Excerpts from a figure dataset:
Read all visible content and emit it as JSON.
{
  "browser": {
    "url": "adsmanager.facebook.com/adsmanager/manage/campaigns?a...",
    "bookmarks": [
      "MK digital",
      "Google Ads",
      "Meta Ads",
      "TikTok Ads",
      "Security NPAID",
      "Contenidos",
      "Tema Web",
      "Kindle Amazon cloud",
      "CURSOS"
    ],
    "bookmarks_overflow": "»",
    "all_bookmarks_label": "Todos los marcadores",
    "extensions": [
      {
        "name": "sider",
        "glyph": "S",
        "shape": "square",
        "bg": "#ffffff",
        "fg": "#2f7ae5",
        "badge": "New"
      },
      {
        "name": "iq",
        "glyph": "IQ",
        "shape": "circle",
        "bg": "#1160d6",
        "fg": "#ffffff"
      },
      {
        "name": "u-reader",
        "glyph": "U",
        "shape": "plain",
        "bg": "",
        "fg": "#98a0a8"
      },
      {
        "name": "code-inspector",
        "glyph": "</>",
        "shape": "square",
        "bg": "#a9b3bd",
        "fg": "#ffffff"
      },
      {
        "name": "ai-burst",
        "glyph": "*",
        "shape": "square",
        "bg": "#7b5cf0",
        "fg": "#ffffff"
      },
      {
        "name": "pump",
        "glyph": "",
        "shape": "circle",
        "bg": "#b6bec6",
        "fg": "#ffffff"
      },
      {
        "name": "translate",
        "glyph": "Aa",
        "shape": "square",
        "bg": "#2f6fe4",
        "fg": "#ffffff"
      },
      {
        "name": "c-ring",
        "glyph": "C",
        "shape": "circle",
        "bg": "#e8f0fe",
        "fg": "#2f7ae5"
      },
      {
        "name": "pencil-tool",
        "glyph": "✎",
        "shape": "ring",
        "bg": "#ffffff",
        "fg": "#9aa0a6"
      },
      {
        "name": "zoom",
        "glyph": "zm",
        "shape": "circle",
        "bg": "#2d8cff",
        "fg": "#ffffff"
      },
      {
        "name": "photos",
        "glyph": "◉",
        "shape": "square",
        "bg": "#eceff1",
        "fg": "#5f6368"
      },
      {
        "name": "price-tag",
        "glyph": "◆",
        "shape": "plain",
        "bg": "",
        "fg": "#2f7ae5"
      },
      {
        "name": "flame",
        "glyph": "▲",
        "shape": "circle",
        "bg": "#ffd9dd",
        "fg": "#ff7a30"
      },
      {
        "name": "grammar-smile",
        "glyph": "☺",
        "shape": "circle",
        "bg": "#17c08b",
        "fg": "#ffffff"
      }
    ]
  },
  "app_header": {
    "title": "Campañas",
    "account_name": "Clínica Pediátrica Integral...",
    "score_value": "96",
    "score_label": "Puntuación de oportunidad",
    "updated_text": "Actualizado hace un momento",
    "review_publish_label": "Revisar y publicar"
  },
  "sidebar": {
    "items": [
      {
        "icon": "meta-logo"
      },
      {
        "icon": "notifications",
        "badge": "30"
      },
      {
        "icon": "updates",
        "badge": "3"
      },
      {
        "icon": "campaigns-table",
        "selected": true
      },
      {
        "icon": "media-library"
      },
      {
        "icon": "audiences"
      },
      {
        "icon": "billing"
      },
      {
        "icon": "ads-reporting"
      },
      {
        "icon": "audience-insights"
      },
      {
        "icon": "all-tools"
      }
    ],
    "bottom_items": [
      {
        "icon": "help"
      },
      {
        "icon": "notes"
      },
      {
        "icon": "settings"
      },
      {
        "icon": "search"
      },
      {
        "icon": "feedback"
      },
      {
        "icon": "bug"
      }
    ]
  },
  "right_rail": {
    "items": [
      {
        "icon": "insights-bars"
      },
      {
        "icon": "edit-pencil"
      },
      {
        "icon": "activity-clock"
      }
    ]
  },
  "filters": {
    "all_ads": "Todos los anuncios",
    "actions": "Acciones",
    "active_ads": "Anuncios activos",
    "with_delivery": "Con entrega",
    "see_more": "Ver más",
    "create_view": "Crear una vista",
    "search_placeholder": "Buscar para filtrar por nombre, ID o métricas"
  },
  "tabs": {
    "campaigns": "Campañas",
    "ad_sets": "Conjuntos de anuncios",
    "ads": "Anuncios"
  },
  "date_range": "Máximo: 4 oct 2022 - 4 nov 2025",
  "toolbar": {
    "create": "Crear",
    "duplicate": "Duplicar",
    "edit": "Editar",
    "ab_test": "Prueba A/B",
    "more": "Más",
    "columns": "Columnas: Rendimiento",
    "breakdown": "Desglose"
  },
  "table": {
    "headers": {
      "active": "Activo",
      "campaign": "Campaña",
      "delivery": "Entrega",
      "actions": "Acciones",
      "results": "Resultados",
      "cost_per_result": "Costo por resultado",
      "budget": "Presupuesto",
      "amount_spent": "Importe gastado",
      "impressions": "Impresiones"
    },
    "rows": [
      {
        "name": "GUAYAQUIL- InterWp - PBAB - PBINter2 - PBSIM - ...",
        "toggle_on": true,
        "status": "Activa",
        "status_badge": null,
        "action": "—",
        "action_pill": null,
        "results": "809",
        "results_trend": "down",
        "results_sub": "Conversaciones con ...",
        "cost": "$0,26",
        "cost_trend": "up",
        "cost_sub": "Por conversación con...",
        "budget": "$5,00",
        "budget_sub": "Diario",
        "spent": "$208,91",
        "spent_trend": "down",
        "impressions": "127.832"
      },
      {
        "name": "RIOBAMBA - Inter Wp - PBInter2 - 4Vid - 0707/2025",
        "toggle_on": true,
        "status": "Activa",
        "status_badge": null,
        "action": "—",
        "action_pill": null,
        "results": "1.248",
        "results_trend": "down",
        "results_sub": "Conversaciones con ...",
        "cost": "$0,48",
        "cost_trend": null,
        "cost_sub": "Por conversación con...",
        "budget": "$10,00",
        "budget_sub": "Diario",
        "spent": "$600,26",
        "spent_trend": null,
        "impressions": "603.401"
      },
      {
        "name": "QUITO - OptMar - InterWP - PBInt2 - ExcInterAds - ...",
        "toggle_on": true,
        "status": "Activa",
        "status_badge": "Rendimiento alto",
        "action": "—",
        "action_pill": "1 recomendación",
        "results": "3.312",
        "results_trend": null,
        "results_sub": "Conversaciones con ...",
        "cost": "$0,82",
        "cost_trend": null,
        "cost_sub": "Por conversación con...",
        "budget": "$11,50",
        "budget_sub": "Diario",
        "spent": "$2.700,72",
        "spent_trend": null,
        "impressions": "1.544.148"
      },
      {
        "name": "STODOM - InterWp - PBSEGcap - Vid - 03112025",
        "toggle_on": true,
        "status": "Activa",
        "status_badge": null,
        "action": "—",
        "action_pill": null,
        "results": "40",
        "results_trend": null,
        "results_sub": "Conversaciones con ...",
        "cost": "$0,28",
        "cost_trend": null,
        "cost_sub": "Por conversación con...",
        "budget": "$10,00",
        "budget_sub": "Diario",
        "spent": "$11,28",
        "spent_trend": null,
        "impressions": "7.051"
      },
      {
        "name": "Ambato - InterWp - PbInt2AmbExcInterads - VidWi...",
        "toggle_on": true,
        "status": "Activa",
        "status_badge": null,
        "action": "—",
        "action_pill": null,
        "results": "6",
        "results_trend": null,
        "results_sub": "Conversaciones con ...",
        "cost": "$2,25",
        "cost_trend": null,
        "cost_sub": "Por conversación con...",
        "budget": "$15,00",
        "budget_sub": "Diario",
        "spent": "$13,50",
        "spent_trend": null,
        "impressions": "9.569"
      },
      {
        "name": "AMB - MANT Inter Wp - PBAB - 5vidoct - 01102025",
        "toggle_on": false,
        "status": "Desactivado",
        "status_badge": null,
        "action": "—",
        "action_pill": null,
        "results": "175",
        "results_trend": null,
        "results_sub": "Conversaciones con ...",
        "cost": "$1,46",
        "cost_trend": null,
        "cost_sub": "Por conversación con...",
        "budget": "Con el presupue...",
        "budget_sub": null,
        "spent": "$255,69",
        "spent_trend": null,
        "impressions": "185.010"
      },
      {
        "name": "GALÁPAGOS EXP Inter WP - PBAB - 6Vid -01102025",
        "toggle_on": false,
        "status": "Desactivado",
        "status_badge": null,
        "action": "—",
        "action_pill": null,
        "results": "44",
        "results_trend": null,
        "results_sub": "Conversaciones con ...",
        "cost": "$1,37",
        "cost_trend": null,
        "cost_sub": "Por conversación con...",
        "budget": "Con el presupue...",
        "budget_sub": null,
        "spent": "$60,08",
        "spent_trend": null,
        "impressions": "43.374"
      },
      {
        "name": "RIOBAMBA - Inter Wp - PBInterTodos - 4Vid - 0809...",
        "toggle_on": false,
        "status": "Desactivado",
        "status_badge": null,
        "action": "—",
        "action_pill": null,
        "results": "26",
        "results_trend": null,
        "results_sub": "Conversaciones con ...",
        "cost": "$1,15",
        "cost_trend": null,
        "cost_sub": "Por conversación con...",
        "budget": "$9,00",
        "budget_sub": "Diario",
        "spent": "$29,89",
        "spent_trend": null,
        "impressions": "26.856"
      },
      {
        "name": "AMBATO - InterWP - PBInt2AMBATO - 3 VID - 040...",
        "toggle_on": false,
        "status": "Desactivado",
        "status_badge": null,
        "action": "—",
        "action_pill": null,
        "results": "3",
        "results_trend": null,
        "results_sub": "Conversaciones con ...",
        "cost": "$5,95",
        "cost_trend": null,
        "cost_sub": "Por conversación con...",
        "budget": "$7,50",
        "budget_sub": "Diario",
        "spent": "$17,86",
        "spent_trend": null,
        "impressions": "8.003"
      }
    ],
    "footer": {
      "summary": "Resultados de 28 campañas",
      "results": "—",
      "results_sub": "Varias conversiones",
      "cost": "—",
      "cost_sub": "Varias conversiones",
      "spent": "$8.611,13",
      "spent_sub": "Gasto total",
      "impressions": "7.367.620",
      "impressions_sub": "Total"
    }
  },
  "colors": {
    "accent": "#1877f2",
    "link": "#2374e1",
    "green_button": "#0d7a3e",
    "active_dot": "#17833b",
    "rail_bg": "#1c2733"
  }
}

YOUR GOAL: State how many lines of the data include the word "Crear", with nothing else.

PROBLEM SOLUTION: 2